In the listing below, count the lines containing the string "gain" and state only the number.

Data entries for graphics
◆ ◆ ◆ ◆ ◆
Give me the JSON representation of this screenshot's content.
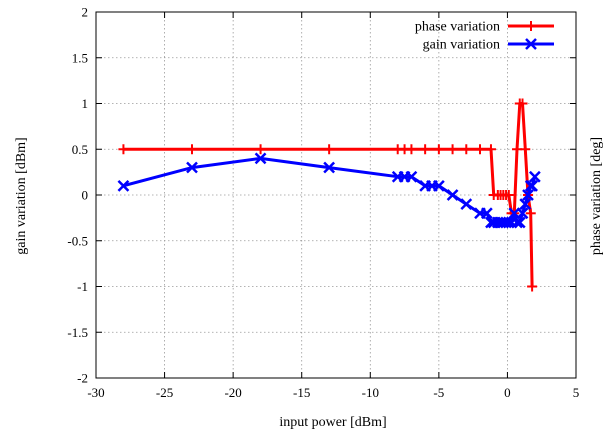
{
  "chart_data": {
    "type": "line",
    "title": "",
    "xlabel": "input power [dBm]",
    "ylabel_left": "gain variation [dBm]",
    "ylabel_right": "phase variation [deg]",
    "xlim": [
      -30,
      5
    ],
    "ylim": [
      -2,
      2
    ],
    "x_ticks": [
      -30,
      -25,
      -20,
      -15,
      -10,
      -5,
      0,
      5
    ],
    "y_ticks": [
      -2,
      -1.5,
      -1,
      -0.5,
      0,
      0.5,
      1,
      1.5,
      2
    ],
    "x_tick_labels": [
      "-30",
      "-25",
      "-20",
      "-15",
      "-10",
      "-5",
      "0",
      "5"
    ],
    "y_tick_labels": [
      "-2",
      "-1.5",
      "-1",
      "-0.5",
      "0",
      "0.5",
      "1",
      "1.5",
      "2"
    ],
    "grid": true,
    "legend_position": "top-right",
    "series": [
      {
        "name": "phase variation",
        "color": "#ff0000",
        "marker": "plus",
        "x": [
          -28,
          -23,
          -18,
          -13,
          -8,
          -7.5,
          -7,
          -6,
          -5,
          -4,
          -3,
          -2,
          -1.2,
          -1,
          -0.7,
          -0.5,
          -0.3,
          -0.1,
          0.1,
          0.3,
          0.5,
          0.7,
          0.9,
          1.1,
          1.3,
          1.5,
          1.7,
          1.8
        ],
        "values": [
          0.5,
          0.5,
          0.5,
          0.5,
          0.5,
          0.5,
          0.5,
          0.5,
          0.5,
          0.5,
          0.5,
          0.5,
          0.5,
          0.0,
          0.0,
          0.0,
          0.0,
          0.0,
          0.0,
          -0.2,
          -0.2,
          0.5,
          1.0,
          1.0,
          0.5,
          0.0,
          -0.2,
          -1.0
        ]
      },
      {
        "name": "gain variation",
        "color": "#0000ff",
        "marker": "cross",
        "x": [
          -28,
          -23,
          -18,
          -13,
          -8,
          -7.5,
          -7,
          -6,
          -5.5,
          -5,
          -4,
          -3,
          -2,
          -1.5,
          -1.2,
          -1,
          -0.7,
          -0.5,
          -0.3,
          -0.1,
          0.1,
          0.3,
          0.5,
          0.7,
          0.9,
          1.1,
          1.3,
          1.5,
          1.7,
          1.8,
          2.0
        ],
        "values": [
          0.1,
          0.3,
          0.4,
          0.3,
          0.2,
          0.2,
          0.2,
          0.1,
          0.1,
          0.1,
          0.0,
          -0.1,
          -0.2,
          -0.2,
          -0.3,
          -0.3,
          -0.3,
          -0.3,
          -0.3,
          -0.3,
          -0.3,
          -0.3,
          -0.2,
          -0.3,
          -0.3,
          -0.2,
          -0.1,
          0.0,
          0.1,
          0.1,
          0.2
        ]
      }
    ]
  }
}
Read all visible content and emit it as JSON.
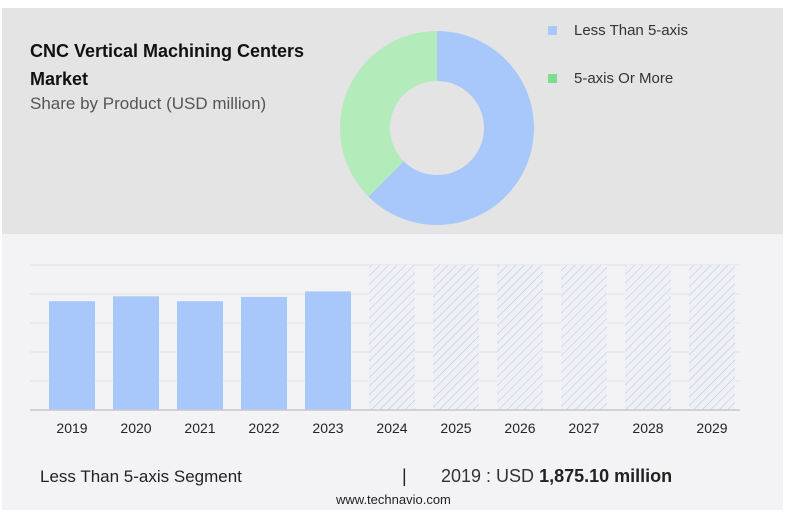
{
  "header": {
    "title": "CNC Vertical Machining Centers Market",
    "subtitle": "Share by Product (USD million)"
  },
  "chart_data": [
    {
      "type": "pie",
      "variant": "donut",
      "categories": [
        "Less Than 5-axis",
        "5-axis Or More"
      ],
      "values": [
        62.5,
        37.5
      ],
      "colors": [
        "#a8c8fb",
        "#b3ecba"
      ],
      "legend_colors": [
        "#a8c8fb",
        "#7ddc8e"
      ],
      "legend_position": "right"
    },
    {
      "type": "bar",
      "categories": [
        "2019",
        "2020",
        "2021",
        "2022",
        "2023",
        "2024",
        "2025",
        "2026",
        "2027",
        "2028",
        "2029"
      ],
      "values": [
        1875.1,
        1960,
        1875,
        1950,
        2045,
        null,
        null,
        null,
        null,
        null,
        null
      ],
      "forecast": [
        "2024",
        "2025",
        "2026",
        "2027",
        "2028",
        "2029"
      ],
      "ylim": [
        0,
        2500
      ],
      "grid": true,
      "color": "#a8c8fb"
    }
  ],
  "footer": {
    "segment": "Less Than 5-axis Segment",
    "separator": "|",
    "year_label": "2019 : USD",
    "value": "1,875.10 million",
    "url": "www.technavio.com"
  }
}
◆ ◆ ◆ ◆ ◆
The completed task
2